EXCERPTED DATA:
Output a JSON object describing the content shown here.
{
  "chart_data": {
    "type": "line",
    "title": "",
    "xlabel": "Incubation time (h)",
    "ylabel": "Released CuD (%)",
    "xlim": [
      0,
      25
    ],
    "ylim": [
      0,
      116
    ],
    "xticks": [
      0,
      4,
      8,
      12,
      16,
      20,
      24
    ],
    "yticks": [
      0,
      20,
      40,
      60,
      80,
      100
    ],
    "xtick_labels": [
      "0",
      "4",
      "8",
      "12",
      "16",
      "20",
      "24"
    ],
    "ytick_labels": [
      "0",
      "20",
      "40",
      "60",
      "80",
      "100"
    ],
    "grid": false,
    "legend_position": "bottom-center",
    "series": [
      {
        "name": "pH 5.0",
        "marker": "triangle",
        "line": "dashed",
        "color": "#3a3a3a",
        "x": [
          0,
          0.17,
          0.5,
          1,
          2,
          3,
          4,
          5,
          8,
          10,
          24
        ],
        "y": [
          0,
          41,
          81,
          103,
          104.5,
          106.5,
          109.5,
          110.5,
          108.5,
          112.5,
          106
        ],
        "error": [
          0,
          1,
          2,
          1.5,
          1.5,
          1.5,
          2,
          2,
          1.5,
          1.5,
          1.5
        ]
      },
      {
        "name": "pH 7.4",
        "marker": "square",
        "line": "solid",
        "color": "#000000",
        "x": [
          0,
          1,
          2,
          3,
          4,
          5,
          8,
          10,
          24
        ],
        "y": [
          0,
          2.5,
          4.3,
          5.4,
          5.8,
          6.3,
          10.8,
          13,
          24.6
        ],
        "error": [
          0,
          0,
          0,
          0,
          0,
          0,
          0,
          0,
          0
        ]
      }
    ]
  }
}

WORK REQUIRED: Copy out the full set of records precisely, leaving nothing out.

OUTPUT FOR THIS EXERCISE:
Output a JSON object describing the content shown here.
{
  "chart_data": {
    "type": "line",
    "title": "",
    "xlabel": "Incubation time (h)",
    "ylabel": "Released CuD (%)",
    "xlim": [
      0,
      25
    ],
    "ylim": [
      0,
      116
    ],
    "xticks": [
      0,
      4,
      8,
      12,
      16,
      20,
      24
    ],
    "yticks": [
      0,
      20,
      40,
      60,
      80,
      100
    ],
    "xtick_labels": [
      "0",
      "4",
      "8",
      "12",
      "16",
      "20",
      "24"
    ],
    "ytick_labels": [
      "0",
      "20",
      "40",
      "60",
      "80",
      "100"
    ],
    "grid": false,
    "legend_position": "bottom-center",
    "series": [
      {
        "name": "pH 5.0",
        "marker": "triangle",
        "line": "dashed",
        "color": "#3a3a3a",
        "x": [
          0,
          0.17,
          0.5,
          1,
          2,
          3,
          4,
          5,
          8,
          10,
          24
        ],
        "y": [
          0,
          41,
          81,
          103,
          104.5,
          106.5,
          109.5,
          110.5,
          108.5,
          112.5,
          106
        ],
        "error": [
          0,
          1,
          2,
          1.5,
          1.5,
          1.5,
          2,
          2,
          1.5,
          1.5,
          1.5
        ]
      },
      {
        "name": "pH 7.4",
        "marker": "square",
        "line": "solid",
        "color": "#000000",
        "x": [
          0,
          1,
          2,
          3,
          4,
          5,
          8,
          10,
          24
        ],
        "y": [
          0,
          2.5,
          4.3,
          5.4,
          5.8,
          6.3,
          10.8,
          13,
          24.6
        ],
        "error": [
          0,
          0,
          0,
          0,
          0,
          0,
          0,
          0,
          0
        ]
      }
    ]
  }
}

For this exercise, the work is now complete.